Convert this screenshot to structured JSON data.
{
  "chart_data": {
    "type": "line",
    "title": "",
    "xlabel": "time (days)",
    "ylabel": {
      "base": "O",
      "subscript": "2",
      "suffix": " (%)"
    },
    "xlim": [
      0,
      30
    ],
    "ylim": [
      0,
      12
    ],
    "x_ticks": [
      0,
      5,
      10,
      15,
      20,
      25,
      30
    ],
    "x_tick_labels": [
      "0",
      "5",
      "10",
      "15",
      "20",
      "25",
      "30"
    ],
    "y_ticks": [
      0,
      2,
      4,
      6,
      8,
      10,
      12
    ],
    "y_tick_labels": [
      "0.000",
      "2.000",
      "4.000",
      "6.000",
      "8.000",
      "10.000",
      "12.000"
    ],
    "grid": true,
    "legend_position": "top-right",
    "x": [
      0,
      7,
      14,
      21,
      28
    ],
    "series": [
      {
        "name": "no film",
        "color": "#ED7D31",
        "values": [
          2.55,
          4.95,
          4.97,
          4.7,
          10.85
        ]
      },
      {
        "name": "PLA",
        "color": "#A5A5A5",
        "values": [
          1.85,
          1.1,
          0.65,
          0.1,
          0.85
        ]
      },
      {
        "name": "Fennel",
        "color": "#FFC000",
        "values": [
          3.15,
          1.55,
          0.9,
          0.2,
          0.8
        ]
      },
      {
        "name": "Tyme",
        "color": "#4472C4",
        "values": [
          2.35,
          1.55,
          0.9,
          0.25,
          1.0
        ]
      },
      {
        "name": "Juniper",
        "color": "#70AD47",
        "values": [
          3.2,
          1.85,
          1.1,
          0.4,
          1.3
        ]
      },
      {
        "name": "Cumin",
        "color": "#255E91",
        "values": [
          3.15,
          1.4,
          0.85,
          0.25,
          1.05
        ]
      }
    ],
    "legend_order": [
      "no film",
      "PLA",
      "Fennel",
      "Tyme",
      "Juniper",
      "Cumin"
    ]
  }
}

***

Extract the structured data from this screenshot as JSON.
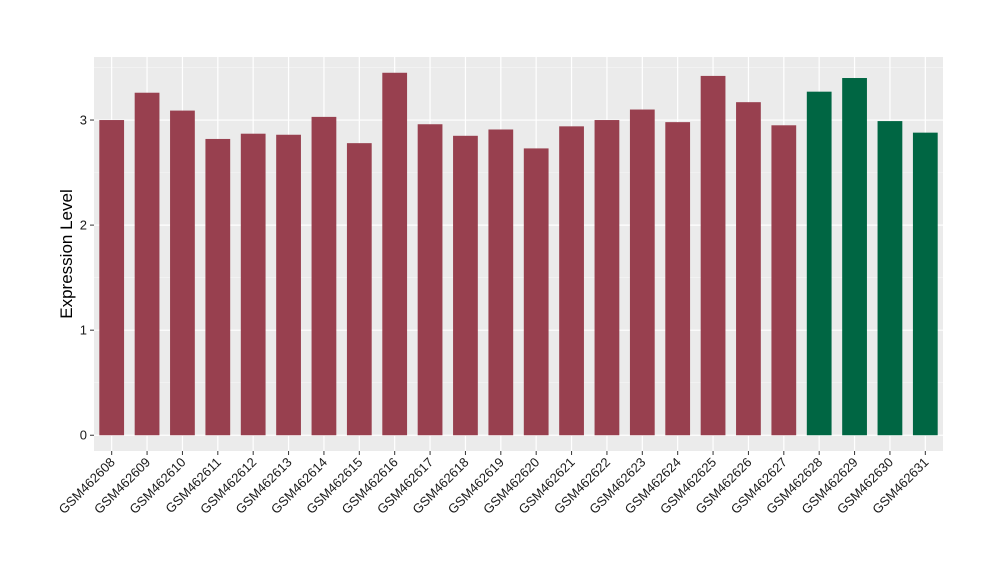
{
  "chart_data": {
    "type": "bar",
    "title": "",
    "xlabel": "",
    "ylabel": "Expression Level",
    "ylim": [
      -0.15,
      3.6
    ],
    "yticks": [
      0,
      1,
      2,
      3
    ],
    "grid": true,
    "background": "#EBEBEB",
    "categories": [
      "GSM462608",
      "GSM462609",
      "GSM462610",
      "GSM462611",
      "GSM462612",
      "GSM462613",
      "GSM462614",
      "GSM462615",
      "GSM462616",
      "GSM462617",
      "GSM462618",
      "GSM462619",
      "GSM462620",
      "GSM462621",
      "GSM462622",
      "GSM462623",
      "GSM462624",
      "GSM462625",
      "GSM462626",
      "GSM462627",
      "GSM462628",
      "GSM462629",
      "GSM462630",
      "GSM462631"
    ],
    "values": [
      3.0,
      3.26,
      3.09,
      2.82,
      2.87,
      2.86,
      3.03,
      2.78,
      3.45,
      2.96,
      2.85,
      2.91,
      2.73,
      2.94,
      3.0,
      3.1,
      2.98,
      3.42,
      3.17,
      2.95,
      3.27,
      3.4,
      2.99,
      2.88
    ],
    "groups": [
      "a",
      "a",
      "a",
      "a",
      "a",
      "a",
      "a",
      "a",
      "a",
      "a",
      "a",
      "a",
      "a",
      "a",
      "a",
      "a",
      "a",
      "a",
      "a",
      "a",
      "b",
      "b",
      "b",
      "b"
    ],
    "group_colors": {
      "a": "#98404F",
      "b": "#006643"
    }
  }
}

***

→ Work required
Scan the material above. Copy each line where "structured" occurs.

→ Full output
Convert this screenshot to structured JSON data.
Extract the structured data from this screenshot as JSON.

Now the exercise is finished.